Identify and pull out each line of the entries in which "ποιητής" occurs.

Data extracted from a collection:

******************************

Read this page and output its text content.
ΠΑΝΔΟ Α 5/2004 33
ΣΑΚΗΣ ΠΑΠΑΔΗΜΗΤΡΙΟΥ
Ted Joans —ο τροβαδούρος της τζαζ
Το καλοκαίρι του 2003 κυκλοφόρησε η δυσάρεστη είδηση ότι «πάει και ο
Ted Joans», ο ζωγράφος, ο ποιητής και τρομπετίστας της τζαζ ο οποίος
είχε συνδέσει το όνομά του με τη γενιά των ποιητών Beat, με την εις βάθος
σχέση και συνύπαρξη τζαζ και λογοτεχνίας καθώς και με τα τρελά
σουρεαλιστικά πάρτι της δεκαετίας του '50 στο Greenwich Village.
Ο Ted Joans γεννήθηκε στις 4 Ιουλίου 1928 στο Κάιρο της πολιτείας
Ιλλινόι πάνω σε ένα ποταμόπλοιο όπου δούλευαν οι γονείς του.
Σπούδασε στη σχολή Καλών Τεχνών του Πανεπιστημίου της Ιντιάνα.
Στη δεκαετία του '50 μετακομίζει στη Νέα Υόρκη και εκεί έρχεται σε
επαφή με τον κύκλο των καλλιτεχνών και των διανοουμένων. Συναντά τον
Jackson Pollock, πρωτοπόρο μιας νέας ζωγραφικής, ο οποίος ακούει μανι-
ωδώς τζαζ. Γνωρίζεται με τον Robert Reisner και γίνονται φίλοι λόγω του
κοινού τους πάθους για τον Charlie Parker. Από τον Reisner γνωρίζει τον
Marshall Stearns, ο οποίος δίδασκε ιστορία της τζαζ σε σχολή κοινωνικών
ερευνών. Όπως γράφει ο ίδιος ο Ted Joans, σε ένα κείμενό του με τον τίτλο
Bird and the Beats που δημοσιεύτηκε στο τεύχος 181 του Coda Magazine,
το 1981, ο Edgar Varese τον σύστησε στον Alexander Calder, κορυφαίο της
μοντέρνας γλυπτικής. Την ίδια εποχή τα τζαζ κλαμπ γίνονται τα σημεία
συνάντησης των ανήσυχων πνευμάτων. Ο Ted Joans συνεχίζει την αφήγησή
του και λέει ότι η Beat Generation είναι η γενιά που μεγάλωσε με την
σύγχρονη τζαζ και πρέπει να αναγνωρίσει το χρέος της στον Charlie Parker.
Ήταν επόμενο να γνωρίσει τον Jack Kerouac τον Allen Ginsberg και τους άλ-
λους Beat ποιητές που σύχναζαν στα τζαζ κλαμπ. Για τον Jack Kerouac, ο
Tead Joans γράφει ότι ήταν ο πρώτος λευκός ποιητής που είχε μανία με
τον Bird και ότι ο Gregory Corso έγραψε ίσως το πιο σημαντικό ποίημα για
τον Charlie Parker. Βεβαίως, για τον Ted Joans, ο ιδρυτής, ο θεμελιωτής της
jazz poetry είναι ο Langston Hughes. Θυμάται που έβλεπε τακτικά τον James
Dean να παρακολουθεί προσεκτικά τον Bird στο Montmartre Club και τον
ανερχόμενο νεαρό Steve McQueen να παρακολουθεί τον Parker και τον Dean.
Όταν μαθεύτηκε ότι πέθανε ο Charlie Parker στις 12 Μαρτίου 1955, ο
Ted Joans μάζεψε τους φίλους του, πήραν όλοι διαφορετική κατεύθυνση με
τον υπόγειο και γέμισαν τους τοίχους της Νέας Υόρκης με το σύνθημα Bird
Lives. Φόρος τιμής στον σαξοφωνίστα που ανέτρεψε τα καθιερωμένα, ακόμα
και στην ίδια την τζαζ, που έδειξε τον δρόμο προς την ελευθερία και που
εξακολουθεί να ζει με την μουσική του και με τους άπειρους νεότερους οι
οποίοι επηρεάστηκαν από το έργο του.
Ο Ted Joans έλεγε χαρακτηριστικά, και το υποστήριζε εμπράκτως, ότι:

******************************

OUTPUT BELOW
Ted Joans», ο ζωγράφος, ο ποιητής και τρομπετίστας της τζαζ ο οποίος
Tead Joans γράφει ότι ήταν ο πρώτος λευκός ποιητής που είχε μανία με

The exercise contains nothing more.